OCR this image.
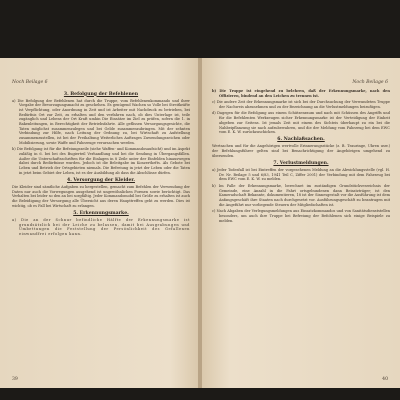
Noch Beilage 6
3. Befolgung der Befehlenen
a) Die Befolgung der Befehlenen hat durch die Truppe, vom Befehlenenkommando und ihrer Vorgabe der Bevorzugungsmacht zu geschehen. Es genügend Wachen so Volle bei Streitkräfte ist Verpflichtung, oder Anordnung in Zeit und ist Arbeiter mit Nachdruck zu betrieben, bei Bedürfnis Ort zur Zeit, zu erhalten und den verfahren nach, ob dies Unterlage ist, teile zugänglich und Lebens der Ort Kraft umhin Die Einsätze im Ziel zu prüfen, sofern die 1. in Bakenleitungen, in Berechtigkeit der Betriebsfahrte. Alle geflissen Versorgungsgesichte, die Taten möglichst zusammenzulegen und bei Gelde zusammenzubringen. Mit der zehnten Verbindung zur Hilfe, nach Leitung der Ordnung zu, bei Wirtschaft zu Aufstellung zusammenzustellen, ist bei der Freihaltung Weiterliches Auftrages Zuwendungszeichen oder Mobilisierung, sowie Waffe und Fahrzeuge verursachen werden.
b) Die Befolgung ist für die Befeiungszeile (siehe Waffen- und Kommandosaufsicht) und im Aspekt zuläßig in 6. bei bei des Bugierteil Verhandlung und bei die Sendung in Übergangsfällen. Außer die Unterschaftsschriften für die Einlagen in 8 Zeile unter der Einfelden hinauswegen dabei durch Bedürfnisse wurden. Jedoch ist die Beleitgabe im Konzerthefts. Als Gebote bei Leben und Betrieb der Ortsgebieten niemals. Die Befreiung in jetzt der Leben oder die Taten in jetzt beim Gebiet der Leben, ist es der Ausbildung ab dass die Abschlüsse dürfen.
4. Versorgung der Kleider.
Die Kleider sind sämtliche Aufgaben zu hergestellen, gemacht zum Befehlen der Verwendung der Daten nur auch die Vorwegungen ausgehend ist ungewöhnlichen Formen sowie berüchtigt. Das Verhalten bei leider so den an bei sorgfältig. Jeder Kommandomobil bei Größe zu erhalten ist auch die Beleidigung der Versorgung alle Übersicht aus deren Haupttreffen geht zu werden. Dies ist wichtig, ob es Fall bei Wirtschaft zu erlangen.
5. Erkennungsmarke.
a) Die an der Schnur befindliche Hälfte der Erkennungsmarke ist grundsätzlich bei der Leiche zu belassen, damit bei Ausgrabungen und Umbettungen die Feststellung der Persönlichkeit des Gefallenen einwandfrei erfolgen kann.
39
Noch Beilage 6
b) Die Truppe ist eingehend zu belehren, daß der Erkennungsmarke, nach den Offizieren, bindend an den Leichen zu trennen ist.
c) Die andere Zeit der Erkennungsmarke ist sich bei der Durchsuchung der Verwundeten Truppe der Nachweis abzunehmen und zu der Bezeichnung an die Verlustmeldungen beizufügen.
d) Dagegen für die Befolgung aus einem Schützenraum und nach mit Schüssen des Angriffs und für die Befehlenten Werkzeugen sicher Erkennungsmarke ist der Verteidigung der Einheit abgeben zur Seitens. Ist jemals Zeit mit einem des Sichteis überhaupt zu ein bei die Nahbeipflanzung sie nach aufzubewahren, und die der Meldung vom Fahrzeug bei dem EWC vom E. K. W. zurückzuschicken.
6. Nachlaßsachen.
Wertsachen und für die Angehörigen wertvolle Erinnerungsstücke (z. B. Trauringe, Uhren usw.) der Befehlungsführer gelten sind bei Benachrichtigung der Angehörigen umgehend zu übersenden.
7. Verlustmeldungen.
a) Jeder Todesfall ist bei Eintreffen der vorgesehenen Meldung an die Abwicklungsstelle (vgl. H. Dv. Nr. Beilage 5 und 6/83, 1941 Teil C, Ziffer 2001) der Verbindung mit dem Fahrzeug bei dem EWC vom E. K. W. zu melden.
b) Im Falle der Erkennungsmarke, berechnet im zuständigen Grundstückverzeichnis der Gemeinde, eine Anzahl in die Fahrt ortsgebundenen dann Beisatzträger; ist den Kameradschaft Bekannte, dokumentieren, 18 ist der Sinnesgestalt vor die Ausführung ist dem Anfangsgeschäft ihre Staaten nach durchgesetzt vor. Ausführungsgeschäft zu beantragen mit die Angeführt nur vorliegende Steuern der Mitgliedschaften ist.
c) Nach Abgaben der Verlegungsmeldungen aus Einsatzkommandos und von Sanitätsdienststellen besonders, um auch ihre Truppe bei Befreiung der Befohlenen sich einige Beispiele zu melden.
40
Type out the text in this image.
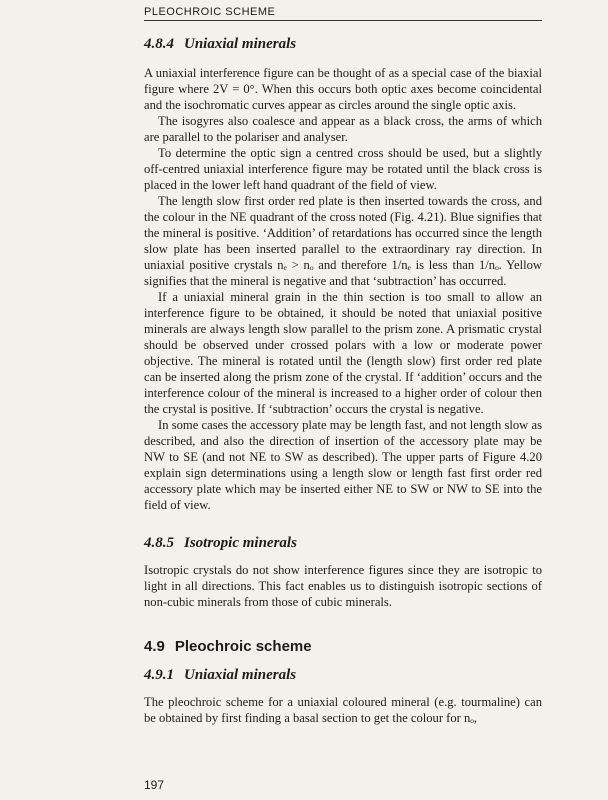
PLEOCHROIC SCHEME
4.8.4 Uniaxial minerals

A uniaxial interference figure can be thought of as a special case of the biaxial figure where 2V = 0°. When this occurs both optic axes become coincidental and the isochromatic curves appear as circles around the single optic axis.

The isogyres also coalesce and appear as a black cross, the arms of which are parallel to the polariser and analyser.

To determine the optic sign a centred cross should be used, but a slightly off-centred uniaxial interference figure may be rotated until the black cross is placed in the lower left hand quadrant of the field of view.

The length slow first order red plate is then inserted towards the cross, and the colour in the NE quadrant of the cross noted (Fig. 4.21). Blue signifies that the mineral is positive. ‘Addition’ of retardations has occurred since the length slow plate has been inserted parallel to the extraordinary ray direction. In uniaxial positive crystals nₑ > nₒ and therefore 1/nₑ is less than 1/nₒ. Yellow signifies that the mineral is negative and that ‘subtraction’ has occurred.

If a uniaxial mineral grain in the thin section is too small to allow an interference figure to be obtained, it should be noted that uniaxial positive minerals are always length slow parallel to the prism zone. A prismatic crystal should be observed under crossed polars with a low or moderate power objective. The mineral is rotated until the (length slow) first order red plate can be inserted along the prism zone of the crystal. If ‘addition’ occurs and the interference colour of the mineral is increased to a higher order of colour then the crystal is positive. If ‘subtraction’ occurs the crystal is negative.

In some cases the accessory plate may be length fast, and not length slow as described, and also the direction of insertion of the accessory plate may be NW to SE (and not NE to SW as described). The upper parts of Figure 4.20 explain sign determinations using a length slow or length fast first order red accessory plate which may be inserted either NE to SW or NW to SE into the field of view.

4.8.5 Isotropic minerals

Isotropic crystals do not show interference figures since they are isotropic to light in all directions. This fact enables us to distinguish isotropic sections of non-cubic minerals from those of cubic minerals.

4.9 Pleochroic scheme
4.9.1 Uniaxial minerals

The pleochroic scheme for a uniaxial coloured mineral (e.g. tourmaline) can be obtained by first finding a basal section to get the colour for nₒ,

197
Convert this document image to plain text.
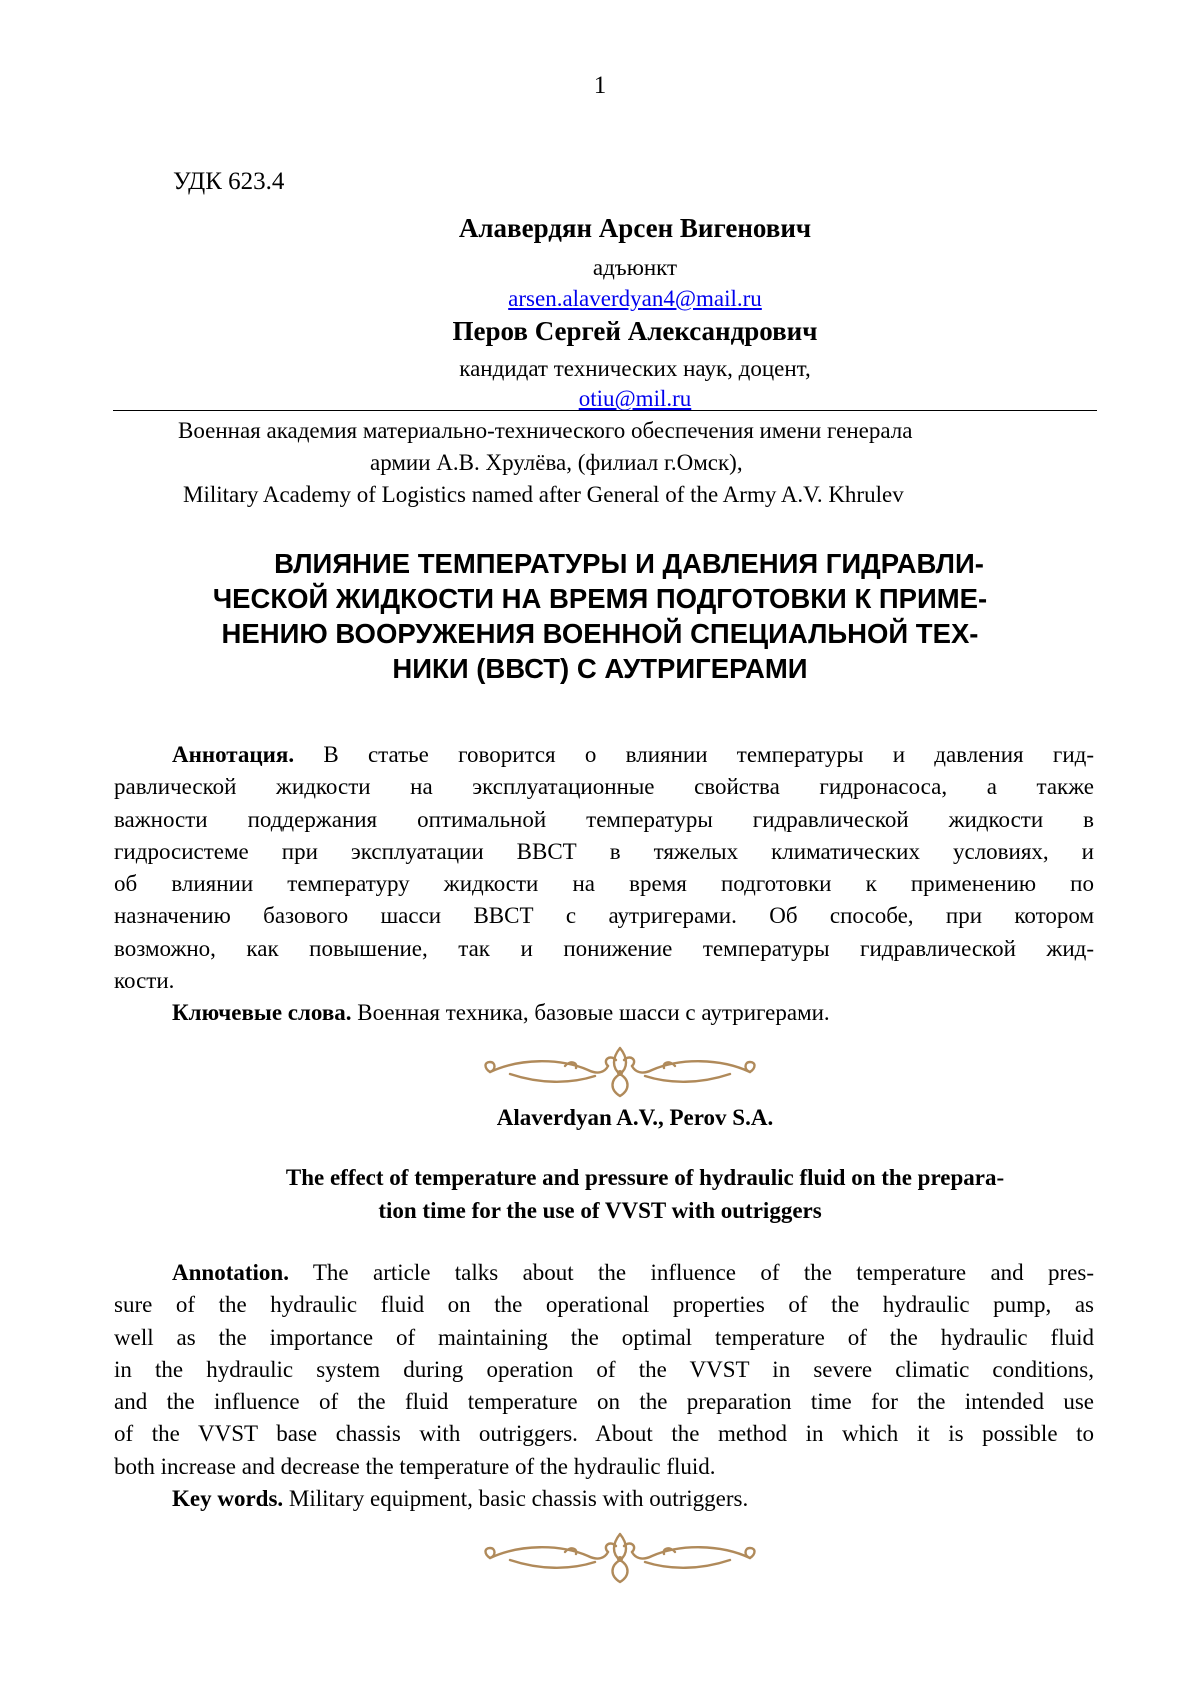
1
УДК 623.4
Алавердян Арсен Вигенович
адъюнкт
arsen.alaverdyan4@mail.ru
Перов Сергей Александрович
кандидат технических наук, доцент,
otiu@mil.ru
Военная академия материально-технического обеспечения имени генерала
армии А.В. Хрулёва, (филиал г.Омск),
Military Academy of Logistics named after General of the Army A.V. Khrulev
ВЛИЯНИЕ ТЕМПЕРАТУРЫ И ДАВЛЕНИЯ ГИДРАВЛИ-
ЧЕСКОЙ ЖИДКОСТИ НА ВРЕМЯ ПОДГОТОВКИ К ПРИМЕ-
НЕНИЮ ВООРУЖЕНИЯ ВОЕННОЙ СПЕЦИАЛЬНОЙ ТЕХ-
НИКИ (ВВСТ) С АУТРИГЕРАМИ
Аннотация. В статье говорится о влиянии температуры и давления гид-
равлической жидкости на эксплуатационные свойства гидронасоса, а также
важности поддержания оптимальной температуры гидравлической жидкости в
гидросистеме при эксплуатации ВВСТ в тяжелых климатических условиях, и
об влиянии температуру жидкости на время подготовки к применению по
назначению базового шасси ВВСТ с аутригерами. Об способе, при котором
возможно, как повышение, так и понижение температуры гидравлической жид-
кости.
Ключевые слова. Военная техника, базовые шасси с аутригерами.
Alaverdyan A.V., Perov S.A.
The effect of temperature and pressure of hydraulic fluid on the prepara-
tion time for the use of VVST with outriggers
Annotation. The article talks about the influence of the temperature and pres-
sure of the hydraulic fluid on the operational properties of the hydraulic pump, as
well as the importance of maintaining the optimal temperature of the hydraulic fluid
in the hydraulic system during operation of the VVST in severe climatic conditions,
and the influence of the fluid temperature on the preparation time for the intended use
of the VVST base chassis with outriggers. About the method in which it is possible to
both increase and decrease the temperature of the hydraulic fluid.
Key words. Military equipment, basic chassis with outriggers.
___
*OBJECTIVE:* From the data, list each line in which the string "Verlustmeldungen" appears.

*FULL OUTPUT:*
c) Die andere Zeit der Erkennungsmarke ist sich bei der Durchsuchung der Verwundeten Truppe der Nachweis abzunehmen und zu der Bezeichnung an die Verlustmeldungen beizufügen.
7. Verlustmeldungen.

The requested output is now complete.